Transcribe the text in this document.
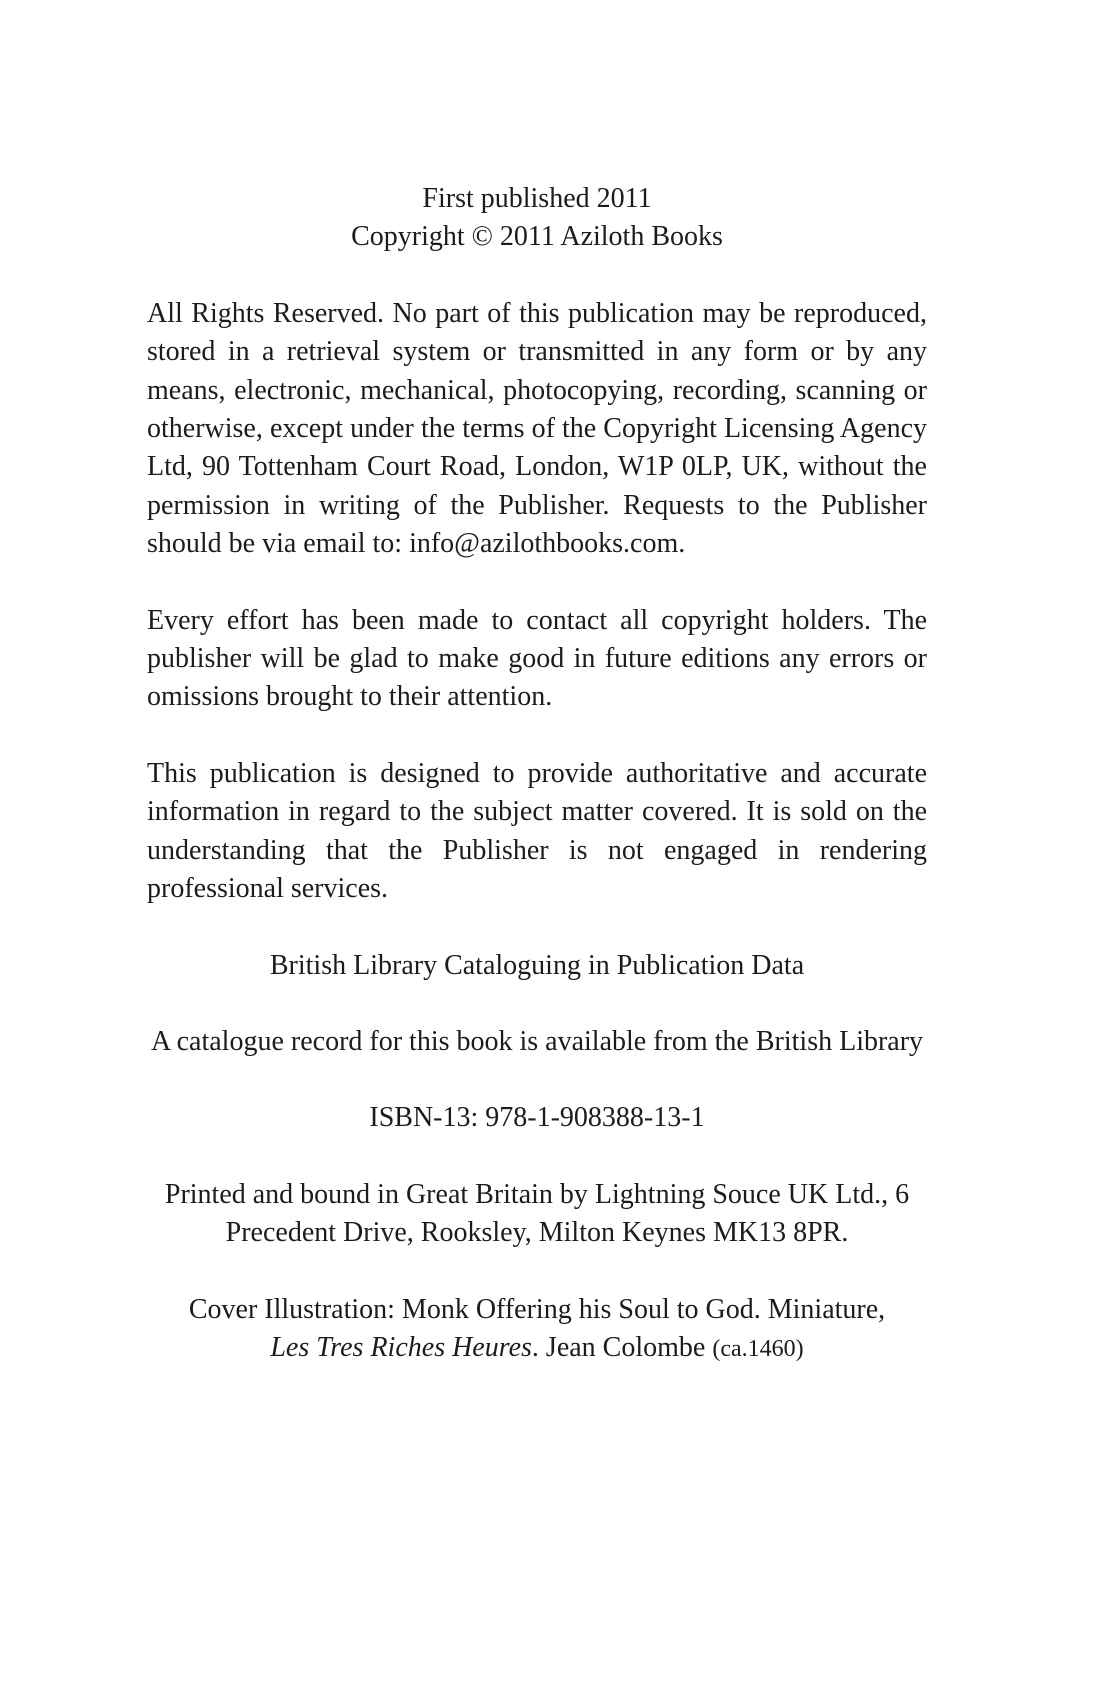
First published 2011
Copyright © 2011 Aziloth Books

All Rights Reserved. No part of this publication may be reproduced, stored in a retrieval system or transmitted in any form or by any means, electronic, mechanical, photocopying, recording, scanning or otherwise, except under the terms of the Copyright Licensing Agency Ltd, 90 Tottenham Court Road, London, W1P 0LP, UK, without the permission in writing of the Publisher. Requests to the Publisher should be via email to: info@azilothbooks.com.

Every effort has been made to contact all copyright holders. The publisher will be glad to make good in future editions any errors or omissions brought to their attention.

This publication is designed to provide authoritative and accurate information in regard to the subject matter covered. It is sold on the understanding that the Publisher is not engaged in rendering professional services.

British Library Cataloguing in Publication Data

A catalogue record for this book is available from the British Library

ISBN-13: 978-1-908388-13-1

Printed and bound in Great Britain by Lightning Souce UK Ltd., 6 Precedent Drive, Rooksley, Milton Keynes MK13 8PR.

Cover Illustration: Monk Offering his Soul to God. Miniature,
Les Tres Riches Heures. Jean Colombe (ca.1460)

========

◆ Task
Transcribe the records word for word and include no pictures.

◆ The output
Transcribe the text in this document.
First published 2011
Copyright © 2011 Aziloth Books

All Rights Reserved. No part of this publication may be reproduced, stored in a retrieval system or transmitted in any form or by any means, electronic, mechanical, photocopying, recording, scanning or otherwise, except under the terms of the Copyright Licensing Agency Ltd, 90 Tottenham Court Road, London, W1P 0LP, UK, without the permission in writing of the Publisher. Requests to the Publisher should be via email to: info@azilothbooks.com.

Every effort has been made to contact all copyright holders. The publisher will be glad to make good in future editions any errors or omissions brought to their attention.

This publication is designed to provide authoritative and accurate information in regard to the subject matter covered. It is sold on the understanding that the Publisher is not engaged in rendering professional services.

British Library Cataloguing in Publication Data

A catalogue record for this book is available from the British Library

ISBN-13: 978-1-908388-13-1

Printed and bound in Great Britain by Lightning Souce UK Ltd., 6 Precedent Drive, Rooksley, Milton Keynes MK13 8PR.

Cover Illustration: Monk Offering his Soul to God. Miniature,
Les Tres Riches Heures. Jean Colombe (ca.1460)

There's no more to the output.